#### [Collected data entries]
# # # # # # #

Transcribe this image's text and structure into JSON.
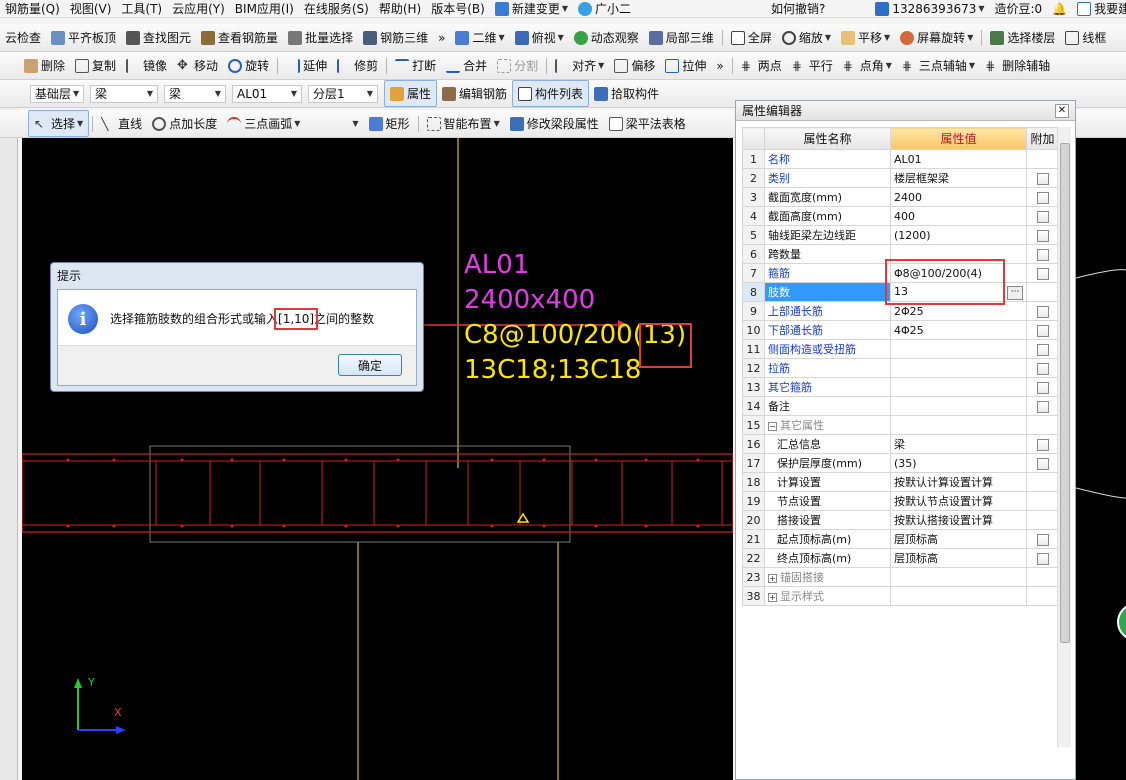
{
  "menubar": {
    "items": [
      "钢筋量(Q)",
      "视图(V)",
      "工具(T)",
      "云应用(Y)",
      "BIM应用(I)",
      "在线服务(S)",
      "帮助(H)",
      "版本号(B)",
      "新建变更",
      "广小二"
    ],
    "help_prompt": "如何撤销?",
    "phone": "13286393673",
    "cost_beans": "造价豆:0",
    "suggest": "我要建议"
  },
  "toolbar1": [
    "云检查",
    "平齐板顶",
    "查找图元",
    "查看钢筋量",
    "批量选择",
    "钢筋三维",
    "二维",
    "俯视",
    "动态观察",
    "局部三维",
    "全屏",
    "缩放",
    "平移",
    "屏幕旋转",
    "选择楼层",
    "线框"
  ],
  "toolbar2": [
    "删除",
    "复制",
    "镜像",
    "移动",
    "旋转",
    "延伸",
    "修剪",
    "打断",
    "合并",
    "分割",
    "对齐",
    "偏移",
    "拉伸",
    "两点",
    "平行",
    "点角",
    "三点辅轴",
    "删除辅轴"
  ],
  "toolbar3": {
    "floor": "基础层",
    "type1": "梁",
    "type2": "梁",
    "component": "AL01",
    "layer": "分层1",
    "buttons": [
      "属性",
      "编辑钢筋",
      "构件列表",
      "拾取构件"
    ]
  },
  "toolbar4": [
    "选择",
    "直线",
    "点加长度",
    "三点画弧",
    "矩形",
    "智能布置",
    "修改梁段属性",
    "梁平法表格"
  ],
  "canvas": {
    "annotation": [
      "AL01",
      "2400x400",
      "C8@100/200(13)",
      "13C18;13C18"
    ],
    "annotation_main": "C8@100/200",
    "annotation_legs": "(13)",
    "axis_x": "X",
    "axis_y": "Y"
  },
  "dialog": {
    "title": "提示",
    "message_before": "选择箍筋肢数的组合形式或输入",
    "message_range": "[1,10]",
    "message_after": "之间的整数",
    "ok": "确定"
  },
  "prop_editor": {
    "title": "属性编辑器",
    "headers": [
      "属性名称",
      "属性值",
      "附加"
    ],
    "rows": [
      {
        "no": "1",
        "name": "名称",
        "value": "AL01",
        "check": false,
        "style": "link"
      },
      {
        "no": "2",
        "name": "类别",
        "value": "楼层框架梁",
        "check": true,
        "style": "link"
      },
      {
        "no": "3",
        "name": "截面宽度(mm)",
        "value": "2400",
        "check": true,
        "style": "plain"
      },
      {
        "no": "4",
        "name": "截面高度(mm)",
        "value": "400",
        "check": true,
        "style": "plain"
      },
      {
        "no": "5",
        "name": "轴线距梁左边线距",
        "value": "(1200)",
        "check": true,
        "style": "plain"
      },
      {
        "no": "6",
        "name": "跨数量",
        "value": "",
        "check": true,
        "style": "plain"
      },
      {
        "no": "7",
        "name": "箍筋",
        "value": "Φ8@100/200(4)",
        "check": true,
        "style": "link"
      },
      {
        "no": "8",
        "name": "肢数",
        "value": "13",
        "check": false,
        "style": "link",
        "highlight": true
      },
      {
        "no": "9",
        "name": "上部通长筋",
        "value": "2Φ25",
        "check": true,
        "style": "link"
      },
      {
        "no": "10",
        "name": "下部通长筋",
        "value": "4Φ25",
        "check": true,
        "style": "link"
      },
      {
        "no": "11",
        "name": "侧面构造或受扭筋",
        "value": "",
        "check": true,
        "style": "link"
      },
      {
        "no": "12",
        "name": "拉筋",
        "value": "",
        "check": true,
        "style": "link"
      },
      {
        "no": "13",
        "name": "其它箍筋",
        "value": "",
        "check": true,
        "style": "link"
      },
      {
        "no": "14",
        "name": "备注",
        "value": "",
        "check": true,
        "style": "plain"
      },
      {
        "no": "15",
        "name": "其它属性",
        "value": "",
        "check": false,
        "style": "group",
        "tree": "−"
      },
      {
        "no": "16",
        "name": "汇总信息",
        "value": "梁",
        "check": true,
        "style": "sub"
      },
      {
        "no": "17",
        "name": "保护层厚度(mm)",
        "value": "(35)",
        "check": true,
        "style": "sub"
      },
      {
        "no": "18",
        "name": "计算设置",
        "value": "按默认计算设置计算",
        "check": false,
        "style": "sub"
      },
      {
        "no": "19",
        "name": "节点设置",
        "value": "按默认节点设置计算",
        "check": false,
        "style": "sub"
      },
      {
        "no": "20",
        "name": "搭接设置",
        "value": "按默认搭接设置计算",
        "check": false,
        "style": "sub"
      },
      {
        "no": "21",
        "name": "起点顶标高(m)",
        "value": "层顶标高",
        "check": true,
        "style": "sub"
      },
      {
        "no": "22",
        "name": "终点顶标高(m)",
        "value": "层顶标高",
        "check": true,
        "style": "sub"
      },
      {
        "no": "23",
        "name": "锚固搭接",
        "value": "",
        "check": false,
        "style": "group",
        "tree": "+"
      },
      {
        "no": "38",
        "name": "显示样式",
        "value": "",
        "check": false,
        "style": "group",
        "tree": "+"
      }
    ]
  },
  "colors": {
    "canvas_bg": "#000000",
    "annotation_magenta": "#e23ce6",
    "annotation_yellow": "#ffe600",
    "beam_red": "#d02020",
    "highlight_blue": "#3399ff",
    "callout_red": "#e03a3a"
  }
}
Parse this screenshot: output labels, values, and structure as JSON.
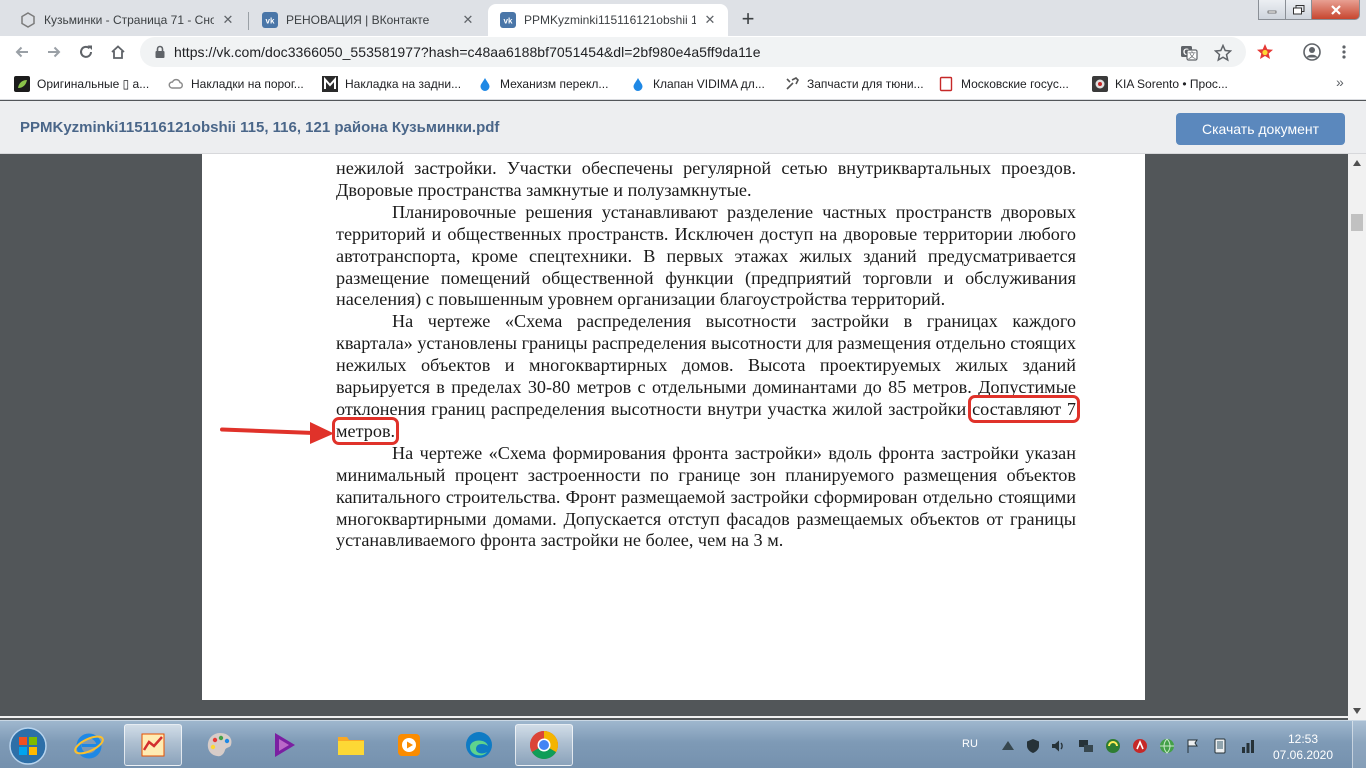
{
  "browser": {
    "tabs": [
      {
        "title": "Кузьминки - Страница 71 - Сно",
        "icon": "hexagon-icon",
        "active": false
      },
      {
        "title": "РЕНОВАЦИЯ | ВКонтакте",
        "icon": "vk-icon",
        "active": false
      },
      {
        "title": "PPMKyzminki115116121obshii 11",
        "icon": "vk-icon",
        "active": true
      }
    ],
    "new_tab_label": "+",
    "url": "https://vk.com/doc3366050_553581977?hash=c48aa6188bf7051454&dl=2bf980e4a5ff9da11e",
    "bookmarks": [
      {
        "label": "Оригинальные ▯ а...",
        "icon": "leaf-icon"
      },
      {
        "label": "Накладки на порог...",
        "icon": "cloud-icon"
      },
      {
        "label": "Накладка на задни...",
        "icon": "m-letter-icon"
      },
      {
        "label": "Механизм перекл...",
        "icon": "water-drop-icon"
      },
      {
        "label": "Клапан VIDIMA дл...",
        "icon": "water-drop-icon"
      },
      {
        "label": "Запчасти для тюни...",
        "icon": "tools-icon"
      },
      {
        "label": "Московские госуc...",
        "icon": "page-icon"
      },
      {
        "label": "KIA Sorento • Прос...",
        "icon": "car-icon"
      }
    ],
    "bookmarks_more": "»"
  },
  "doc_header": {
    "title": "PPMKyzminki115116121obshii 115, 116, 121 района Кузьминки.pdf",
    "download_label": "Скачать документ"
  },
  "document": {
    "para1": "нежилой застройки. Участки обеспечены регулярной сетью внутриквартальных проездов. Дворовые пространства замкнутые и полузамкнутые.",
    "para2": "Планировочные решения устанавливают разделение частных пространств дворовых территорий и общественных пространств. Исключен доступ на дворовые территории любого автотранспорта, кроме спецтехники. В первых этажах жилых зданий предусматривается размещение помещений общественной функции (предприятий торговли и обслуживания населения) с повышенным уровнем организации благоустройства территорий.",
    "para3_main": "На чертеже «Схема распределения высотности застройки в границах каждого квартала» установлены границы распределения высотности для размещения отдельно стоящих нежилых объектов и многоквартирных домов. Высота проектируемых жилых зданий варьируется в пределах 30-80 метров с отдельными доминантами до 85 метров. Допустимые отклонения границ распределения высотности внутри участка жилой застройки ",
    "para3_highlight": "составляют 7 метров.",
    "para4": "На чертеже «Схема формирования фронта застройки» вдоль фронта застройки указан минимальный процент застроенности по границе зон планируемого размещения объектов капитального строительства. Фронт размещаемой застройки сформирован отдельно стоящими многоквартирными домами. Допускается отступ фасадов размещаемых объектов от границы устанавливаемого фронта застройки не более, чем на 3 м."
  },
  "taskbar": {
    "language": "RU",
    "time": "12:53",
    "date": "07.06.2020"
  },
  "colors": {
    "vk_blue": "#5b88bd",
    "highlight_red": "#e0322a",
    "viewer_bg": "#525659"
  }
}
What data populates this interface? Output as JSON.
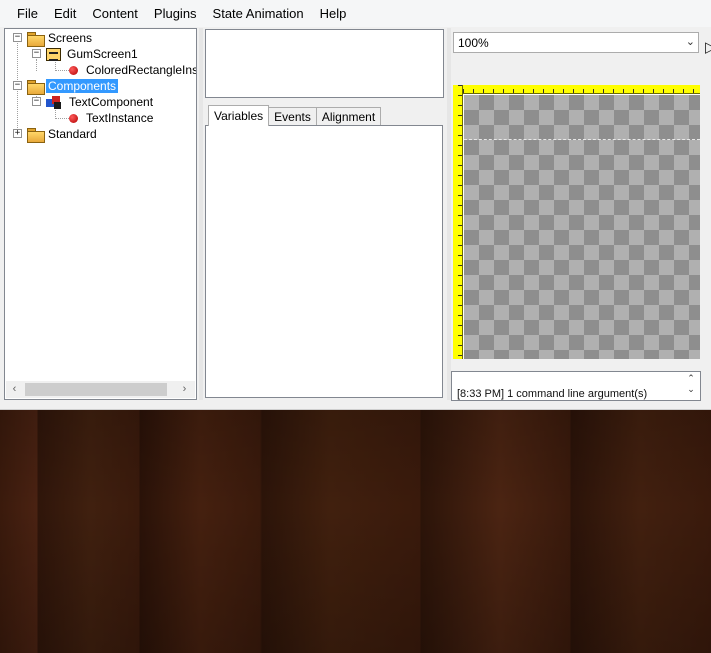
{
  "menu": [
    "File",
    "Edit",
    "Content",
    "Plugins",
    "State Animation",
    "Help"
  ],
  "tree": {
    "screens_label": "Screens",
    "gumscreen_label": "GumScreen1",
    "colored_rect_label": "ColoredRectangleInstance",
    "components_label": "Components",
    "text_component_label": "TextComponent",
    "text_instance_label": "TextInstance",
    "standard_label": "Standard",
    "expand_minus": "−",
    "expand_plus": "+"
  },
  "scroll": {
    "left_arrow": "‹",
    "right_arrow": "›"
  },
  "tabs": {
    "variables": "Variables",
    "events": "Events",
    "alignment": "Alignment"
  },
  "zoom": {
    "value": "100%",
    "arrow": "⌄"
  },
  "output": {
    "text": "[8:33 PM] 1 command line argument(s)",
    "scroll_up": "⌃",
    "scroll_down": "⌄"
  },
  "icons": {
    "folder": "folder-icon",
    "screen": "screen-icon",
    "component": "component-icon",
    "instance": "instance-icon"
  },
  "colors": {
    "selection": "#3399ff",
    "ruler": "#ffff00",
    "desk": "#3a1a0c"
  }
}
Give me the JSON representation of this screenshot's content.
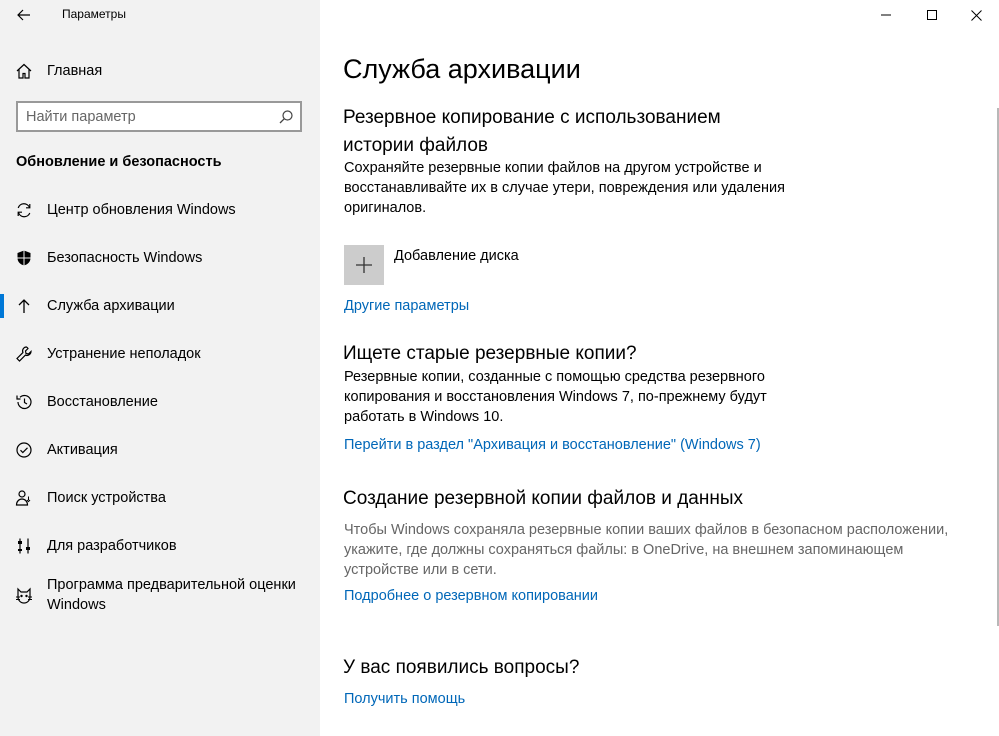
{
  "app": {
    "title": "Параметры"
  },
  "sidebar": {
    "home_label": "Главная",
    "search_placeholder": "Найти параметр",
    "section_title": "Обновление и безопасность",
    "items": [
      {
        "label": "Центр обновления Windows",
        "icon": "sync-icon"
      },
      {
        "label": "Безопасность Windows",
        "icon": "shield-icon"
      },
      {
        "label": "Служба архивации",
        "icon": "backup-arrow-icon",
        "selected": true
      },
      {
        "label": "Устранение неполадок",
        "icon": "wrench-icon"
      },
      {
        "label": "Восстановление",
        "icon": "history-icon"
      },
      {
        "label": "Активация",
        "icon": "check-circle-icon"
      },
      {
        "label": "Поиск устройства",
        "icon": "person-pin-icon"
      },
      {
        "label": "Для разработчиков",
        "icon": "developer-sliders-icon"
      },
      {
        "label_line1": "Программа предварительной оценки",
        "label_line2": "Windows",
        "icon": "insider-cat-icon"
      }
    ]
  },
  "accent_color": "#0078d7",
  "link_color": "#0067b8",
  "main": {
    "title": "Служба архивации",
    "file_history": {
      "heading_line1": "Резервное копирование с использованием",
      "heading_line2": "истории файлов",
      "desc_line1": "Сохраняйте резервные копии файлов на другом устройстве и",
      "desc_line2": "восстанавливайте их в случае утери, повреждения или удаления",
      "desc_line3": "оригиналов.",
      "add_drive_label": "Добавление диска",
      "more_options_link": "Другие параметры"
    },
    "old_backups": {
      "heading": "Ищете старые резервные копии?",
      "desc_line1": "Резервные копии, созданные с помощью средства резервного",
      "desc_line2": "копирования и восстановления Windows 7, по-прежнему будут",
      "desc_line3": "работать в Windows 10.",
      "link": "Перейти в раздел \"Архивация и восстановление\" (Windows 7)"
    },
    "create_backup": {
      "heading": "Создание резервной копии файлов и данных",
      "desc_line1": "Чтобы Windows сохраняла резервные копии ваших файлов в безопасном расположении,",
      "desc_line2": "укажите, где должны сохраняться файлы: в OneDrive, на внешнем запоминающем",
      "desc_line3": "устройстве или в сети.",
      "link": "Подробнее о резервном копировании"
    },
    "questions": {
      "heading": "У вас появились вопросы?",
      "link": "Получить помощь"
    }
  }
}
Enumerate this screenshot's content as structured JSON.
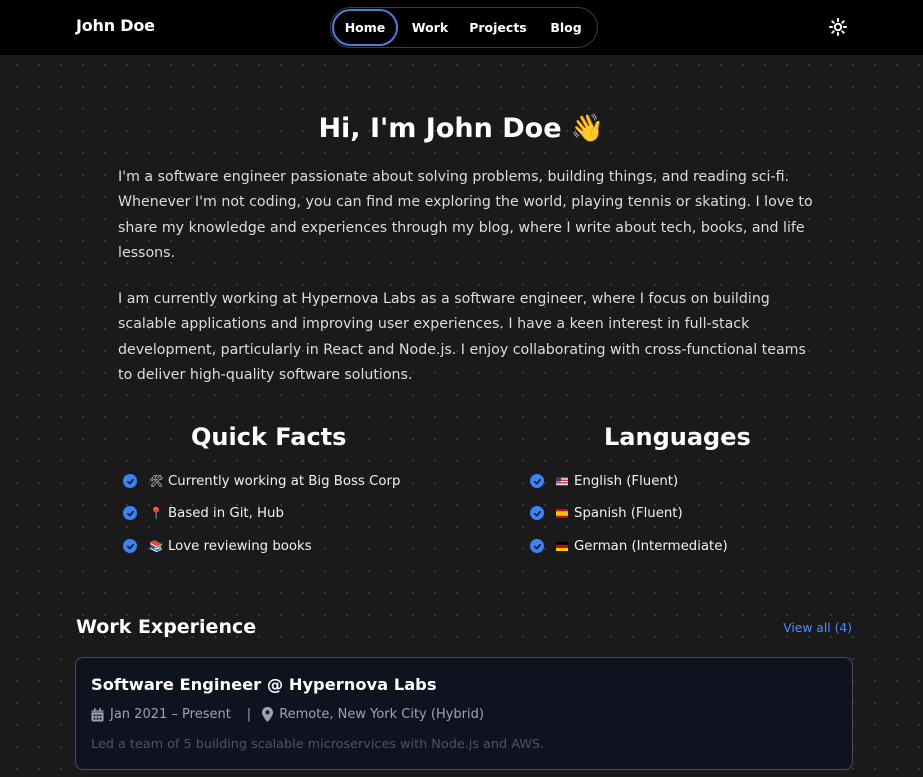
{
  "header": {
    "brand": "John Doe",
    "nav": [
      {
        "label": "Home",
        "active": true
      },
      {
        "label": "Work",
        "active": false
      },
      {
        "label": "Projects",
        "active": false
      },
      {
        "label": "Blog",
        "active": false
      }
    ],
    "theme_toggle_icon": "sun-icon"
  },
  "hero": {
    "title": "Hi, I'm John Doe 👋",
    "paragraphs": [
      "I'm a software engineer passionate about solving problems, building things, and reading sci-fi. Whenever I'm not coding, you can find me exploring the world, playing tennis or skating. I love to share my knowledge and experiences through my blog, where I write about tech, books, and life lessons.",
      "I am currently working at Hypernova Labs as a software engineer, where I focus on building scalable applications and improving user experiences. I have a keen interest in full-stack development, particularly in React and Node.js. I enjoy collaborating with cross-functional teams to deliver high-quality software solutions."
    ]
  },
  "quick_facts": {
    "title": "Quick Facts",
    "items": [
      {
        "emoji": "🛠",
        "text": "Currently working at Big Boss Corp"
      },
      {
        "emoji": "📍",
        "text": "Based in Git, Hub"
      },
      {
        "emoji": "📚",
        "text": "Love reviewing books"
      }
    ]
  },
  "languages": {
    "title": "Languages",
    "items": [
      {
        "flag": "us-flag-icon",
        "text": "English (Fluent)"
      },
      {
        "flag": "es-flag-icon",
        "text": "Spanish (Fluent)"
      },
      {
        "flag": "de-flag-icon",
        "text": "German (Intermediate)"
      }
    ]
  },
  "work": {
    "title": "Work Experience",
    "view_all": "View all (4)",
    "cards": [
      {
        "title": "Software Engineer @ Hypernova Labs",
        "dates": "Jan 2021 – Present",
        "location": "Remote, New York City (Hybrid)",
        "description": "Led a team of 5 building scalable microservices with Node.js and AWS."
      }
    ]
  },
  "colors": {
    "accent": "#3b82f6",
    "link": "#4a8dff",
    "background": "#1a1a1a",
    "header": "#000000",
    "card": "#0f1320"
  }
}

# # # # # # #

#### [DO THIS]
Using the material above, work out how many lines contain the string "зданий". Give that number alone.

#### [RESPONSE TO THE TASK]
2